[Items from a figure collection]
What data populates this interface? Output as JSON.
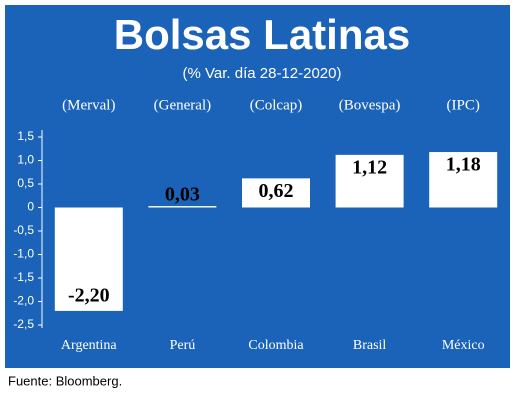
{
  "chart_data": {
    "type": "bar",
    "title": "Bolsas Latinas",
    "subtitle": "(% Var. día 28-12-2020)",
    "indices": [
      "(Merval)",
      "(General)",
      "(Colcap)",
      "(Bovespa)",
      "(IPC)"
    ],
    "categories": [
      "Argentina",
      "Perú",
      "Colombia",
      "Brasil",
      "México"
    ],
    "values": [
      -2.2,
      0.03,
      0.62,
      1.12,
      1.18
    ],
    "value_labels": [
      "-2,20",
      "0,03",
      "0,62",
      "1,12",
      "1,18"
    ],
    "color": "#ffffff",
    "ylim": [
      -2.5,
      1.5
    ],
    "yticks": [
      {
        "value": 1.5,
        "label": "1,5"
      },
      {
        "value": 1.0,
        "label": "1,0"
      },
      {
        "value": 0.5,
        "label": "0,5"
      },
      0,
      {
        "value": -0.5,
        "label": "-0,5"
      },
      {
        "value": -1.0,
        "label": "-1,0"
      },
      {
        "value": -1.5,
        "label": "-1,5"
      },
      {
        "value": -2.0,
        "label": "-2,0"
      },
      {
        "value": -2.5,
        "label": "-2,5"
      }
    ],
    "source": "Fuente: Bloomberg."
  }
}
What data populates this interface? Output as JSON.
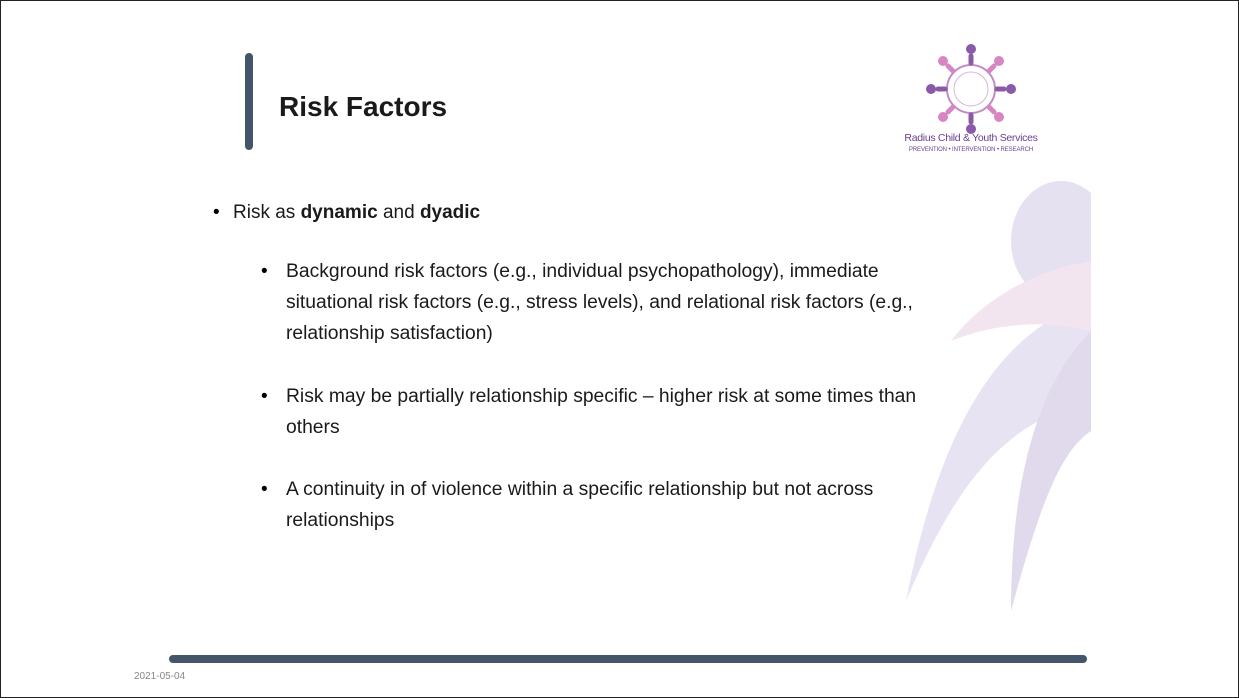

_What to work on_:
Transcribe all of the entries word for word, but skip any pictures they contain.

_The output_:
What data populates this interface? Output as JSON.
{
  "chart_data": {
    "type": "bar",
    "title": "Bolsas Latinas",
    "subtitle": "(% Var. día 28-12-2020)",
    "indices": [
      "(Merval)",
      "(General)",
      "(Colcap)",
      "(Bovespa)",
      "(IPC)"
    ],
    "categories": [
      "Argentina",
      "Perú",
      "Colombia",
      "Brasil",
      "México"
    ],
    "values": [
      -2.2,
      0.03,
      0.62,
      1.12,
      1.18
    ],
    "value_labels": [
      "-2,20",
      "0,03",
      "0,62",
      "1,12",
      "1,18"
    ],
    "color": "#ffffff",
    "ylim": [
      -2.5,
      1.5
    ],
    "yticks": [
      {
        "value": 1.5,
        "label": "1,5"
      },
      {
        "value": 1.0,
        "label": "1,0"
      },
      {
        "value": 0.5,
        "label": "0,5"
      },
      0,
      {
        "value": -0.5,
        "label": "-0,5"
      },
      {
        "value": -1.0,
        "label": "-1,0"
      },
      {
        "value": -1.5,
        "label": "-1,5"
      },
      {
        "value": -2.0,
        "label": "-2,0"
      },
      {
        "value": -2.5,
        "label": "-2,5"
      }
    ],
    "source": "Fuente: Bloomberg."
  }
}
What data populates this interface? Output as JSON.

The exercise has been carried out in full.